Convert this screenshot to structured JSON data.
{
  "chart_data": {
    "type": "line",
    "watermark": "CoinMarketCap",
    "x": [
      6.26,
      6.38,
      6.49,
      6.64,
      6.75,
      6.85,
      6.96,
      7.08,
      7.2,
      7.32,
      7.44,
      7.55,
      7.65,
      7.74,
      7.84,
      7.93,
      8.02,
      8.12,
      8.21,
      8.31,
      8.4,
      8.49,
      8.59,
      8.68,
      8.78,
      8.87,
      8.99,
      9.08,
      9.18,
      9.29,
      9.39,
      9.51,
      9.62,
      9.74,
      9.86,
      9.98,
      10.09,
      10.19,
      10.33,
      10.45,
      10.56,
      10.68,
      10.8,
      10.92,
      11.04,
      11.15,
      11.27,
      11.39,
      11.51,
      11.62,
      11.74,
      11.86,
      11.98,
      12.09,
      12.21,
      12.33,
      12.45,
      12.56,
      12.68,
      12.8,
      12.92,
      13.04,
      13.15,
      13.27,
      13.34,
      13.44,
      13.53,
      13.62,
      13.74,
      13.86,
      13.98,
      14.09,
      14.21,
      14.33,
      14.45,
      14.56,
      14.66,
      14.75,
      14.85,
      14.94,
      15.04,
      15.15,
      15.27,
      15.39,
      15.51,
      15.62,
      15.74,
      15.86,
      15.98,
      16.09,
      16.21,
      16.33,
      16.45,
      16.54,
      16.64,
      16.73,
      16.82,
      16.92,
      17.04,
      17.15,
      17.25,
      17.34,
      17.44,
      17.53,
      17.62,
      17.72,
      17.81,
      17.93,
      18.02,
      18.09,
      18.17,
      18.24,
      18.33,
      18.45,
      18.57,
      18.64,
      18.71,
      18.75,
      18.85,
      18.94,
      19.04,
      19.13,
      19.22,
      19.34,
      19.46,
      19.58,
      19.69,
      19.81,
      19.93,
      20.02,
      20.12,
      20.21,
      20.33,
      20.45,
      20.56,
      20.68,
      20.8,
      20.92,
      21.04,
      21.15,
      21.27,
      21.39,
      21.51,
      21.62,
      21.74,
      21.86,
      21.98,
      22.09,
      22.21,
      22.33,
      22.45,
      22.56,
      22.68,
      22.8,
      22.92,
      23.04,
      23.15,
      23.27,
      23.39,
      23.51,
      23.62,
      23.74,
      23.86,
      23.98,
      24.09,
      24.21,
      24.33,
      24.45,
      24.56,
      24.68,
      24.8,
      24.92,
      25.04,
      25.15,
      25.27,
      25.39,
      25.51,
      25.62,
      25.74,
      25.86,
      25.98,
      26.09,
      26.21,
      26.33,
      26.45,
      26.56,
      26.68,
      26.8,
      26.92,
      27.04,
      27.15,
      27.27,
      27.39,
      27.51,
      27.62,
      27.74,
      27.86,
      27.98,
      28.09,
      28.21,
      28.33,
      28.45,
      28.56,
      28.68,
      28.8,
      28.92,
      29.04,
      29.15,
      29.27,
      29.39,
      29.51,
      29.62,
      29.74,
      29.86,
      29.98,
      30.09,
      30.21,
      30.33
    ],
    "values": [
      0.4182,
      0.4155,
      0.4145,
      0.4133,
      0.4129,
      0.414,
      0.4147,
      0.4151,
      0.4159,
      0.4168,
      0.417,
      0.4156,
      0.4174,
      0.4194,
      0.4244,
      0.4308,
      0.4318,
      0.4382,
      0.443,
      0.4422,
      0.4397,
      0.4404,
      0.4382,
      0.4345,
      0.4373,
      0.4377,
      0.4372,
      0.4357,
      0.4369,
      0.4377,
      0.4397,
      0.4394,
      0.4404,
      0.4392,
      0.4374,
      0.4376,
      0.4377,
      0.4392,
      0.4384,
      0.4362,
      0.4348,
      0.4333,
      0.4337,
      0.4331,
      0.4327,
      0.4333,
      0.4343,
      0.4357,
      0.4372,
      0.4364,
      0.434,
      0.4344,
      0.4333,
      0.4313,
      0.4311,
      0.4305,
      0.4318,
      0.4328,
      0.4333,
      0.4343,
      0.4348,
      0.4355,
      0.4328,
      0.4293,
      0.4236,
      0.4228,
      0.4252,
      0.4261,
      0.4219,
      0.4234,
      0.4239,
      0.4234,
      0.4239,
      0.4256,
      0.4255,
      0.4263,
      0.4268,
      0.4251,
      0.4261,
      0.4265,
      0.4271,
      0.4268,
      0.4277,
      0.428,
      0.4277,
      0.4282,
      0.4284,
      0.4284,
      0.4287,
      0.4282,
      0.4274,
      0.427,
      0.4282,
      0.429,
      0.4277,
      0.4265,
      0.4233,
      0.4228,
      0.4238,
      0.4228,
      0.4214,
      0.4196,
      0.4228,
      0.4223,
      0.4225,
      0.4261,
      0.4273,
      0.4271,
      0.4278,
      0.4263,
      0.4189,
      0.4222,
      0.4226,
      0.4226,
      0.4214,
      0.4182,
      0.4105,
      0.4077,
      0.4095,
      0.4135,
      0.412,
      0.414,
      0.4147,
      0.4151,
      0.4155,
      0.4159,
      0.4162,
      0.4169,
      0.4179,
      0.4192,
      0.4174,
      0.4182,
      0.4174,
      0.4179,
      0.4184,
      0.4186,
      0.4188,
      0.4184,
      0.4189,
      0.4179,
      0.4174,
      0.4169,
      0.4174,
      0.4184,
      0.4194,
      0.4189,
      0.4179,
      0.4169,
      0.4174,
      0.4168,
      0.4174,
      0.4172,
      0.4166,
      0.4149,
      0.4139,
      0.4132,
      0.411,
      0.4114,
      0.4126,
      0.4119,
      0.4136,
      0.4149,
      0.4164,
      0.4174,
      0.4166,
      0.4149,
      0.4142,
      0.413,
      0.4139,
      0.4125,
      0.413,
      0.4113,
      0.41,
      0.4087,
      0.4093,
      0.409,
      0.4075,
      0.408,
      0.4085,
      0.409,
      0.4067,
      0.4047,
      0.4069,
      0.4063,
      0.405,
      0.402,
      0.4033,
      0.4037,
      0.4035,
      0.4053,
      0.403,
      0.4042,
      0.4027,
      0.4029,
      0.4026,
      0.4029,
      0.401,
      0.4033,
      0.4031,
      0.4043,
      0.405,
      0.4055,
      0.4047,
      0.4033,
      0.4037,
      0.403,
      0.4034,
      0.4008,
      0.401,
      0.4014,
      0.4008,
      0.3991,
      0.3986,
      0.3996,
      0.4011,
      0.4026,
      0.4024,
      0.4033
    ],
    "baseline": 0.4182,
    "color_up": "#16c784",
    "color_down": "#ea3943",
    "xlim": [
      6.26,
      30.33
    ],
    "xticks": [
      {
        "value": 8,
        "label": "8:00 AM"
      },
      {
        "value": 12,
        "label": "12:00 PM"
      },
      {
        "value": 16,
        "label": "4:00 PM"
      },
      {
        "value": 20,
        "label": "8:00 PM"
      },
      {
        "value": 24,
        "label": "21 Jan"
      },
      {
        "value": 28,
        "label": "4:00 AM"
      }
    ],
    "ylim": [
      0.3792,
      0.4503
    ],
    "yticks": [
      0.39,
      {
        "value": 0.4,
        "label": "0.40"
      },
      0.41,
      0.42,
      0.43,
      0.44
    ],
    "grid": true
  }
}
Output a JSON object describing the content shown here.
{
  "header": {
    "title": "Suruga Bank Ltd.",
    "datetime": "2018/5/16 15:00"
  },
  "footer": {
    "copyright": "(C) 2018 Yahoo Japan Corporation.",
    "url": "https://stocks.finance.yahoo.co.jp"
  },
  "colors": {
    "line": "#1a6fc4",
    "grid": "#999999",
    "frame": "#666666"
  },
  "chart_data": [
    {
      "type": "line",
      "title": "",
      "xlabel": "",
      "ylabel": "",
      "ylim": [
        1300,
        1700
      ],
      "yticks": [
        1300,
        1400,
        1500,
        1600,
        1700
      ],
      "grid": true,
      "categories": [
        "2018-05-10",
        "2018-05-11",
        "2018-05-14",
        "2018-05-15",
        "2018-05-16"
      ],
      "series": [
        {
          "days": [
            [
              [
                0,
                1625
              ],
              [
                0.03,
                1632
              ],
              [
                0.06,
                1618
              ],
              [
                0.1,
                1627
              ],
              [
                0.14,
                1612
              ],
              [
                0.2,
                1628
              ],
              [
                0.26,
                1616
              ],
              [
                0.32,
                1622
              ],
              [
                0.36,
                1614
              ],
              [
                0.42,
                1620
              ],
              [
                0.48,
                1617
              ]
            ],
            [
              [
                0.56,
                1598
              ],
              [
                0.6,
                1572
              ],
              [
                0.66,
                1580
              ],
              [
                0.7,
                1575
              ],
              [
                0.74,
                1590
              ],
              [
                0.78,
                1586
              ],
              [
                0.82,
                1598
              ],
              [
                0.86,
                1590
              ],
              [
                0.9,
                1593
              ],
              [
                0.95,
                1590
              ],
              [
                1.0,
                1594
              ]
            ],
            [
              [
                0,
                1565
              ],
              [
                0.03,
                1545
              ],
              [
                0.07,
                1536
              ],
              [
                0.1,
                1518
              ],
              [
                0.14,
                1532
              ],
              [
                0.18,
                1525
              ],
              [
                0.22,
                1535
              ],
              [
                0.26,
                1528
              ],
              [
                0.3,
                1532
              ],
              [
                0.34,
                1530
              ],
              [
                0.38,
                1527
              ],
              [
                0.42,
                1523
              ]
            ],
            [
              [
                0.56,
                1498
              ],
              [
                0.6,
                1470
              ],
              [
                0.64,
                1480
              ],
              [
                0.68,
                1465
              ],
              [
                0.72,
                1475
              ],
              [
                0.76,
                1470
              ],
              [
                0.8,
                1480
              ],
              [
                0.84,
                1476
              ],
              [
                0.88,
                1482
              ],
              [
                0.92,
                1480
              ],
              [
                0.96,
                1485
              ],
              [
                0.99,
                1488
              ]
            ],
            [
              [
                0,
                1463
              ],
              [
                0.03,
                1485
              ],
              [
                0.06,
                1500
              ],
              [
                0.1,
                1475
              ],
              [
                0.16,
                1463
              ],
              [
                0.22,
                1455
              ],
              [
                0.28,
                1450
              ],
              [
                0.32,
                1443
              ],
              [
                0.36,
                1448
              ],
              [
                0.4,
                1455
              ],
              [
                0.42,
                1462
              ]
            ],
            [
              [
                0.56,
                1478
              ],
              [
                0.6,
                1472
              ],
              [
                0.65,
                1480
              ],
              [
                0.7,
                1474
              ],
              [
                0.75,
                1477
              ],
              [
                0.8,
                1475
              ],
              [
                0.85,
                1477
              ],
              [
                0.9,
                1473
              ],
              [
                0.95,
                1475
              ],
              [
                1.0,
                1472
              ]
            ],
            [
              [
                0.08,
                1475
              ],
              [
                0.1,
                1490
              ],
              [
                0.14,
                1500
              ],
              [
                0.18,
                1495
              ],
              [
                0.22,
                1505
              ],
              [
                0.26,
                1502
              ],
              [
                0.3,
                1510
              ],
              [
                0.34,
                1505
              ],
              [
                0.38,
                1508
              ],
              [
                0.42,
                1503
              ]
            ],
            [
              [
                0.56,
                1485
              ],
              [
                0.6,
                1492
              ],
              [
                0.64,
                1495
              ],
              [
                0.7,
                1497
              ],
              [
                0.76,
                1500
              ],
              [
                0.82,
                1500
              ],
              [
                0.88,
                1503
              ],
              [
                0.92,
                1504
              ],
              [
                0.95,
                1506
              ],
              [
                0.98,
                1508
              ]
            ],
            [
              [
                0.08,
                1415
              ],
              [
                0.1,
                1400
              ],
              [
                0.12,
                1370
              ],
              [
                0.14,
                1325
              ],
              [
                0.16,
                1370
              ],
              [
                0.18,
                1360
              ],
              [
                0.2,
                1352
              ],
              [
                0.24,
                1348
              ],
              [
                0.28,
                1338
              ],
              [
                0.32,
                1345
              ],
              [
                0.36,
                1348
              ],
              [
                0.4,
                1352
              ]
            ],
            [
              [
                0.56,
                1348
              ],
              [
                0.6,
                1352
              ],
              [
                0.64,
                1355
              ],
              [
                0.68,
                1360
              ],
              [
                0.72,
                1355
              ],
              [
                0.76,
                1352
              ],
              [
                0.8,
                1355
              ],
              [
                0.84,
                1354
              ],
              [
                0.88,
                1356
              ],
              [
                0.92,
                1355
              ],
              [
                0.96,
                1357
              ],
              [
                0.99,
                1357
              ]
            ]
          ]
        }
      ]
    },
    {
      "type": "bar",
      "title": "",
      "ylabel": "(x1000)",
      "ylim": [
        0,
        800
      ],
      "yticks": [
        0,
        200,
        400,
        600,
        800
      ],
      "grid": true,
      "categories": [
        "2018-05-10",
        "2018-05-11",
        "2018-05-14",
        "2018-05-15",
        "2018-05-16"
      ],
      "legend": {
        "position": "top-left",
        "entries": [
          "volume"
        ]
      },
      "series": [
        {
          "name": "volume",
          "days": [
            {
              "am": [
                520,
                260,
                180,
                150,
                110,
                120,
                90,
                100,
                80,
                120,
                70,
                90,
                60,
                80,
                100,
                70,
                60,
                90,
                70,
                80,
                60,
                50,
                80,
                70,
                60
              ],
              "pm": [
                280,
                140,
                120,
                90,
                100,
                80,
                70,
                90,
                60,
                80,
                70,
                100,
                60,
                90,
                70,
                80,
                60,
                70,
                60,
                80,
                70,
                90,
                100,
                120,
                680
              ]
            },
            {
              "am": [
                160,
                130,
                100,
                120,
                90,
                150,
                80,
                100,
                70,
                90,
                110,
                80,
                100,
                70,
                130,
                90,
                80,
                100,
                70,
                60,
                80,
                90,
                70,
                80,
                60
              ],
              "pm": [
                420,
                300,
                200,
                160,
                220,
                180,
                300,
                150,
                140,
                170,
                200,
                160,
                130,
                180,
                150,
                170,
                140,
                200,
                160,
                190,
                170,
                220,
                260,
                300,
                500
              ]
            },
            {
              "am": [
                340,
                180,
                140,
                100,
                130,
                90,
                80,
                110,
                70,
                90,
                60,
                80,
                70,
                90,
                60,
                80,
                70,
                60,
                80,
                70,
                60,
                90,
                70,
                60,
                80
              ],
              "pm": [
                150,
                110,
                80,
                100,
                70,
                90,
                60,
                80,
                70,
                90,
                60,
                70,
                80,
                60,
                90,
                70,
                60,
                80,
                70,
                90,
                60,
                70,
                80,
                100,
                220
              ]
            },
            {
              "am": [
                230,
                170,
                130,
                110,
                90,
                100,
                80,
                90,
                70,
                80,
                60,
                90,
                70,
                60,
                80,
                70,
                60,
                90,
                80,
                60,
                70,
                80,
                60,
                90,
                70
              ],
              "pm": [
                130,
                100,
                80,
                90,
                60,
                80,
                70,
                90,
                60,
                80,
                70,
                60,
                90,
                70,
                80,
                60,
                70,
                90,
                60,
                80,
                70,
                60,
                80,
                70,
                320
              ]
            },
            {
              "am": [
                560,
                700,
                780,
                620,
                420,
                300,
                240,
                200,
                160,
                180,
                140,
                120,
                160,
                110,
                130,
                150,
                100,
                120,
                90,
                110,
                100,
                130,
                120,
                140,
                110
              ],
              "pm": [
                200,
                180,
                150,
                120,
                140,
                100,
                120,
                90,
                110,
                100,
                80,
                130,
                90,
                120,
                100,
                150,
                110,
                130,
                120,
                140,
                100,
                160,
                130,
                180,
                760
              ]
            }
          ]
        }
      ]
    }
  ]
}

==========

Using the records above, pull out each line where the word "grid" occurs.

    "grid": true
    "grid": "#999999",
      "grid": true,
      "grid": true,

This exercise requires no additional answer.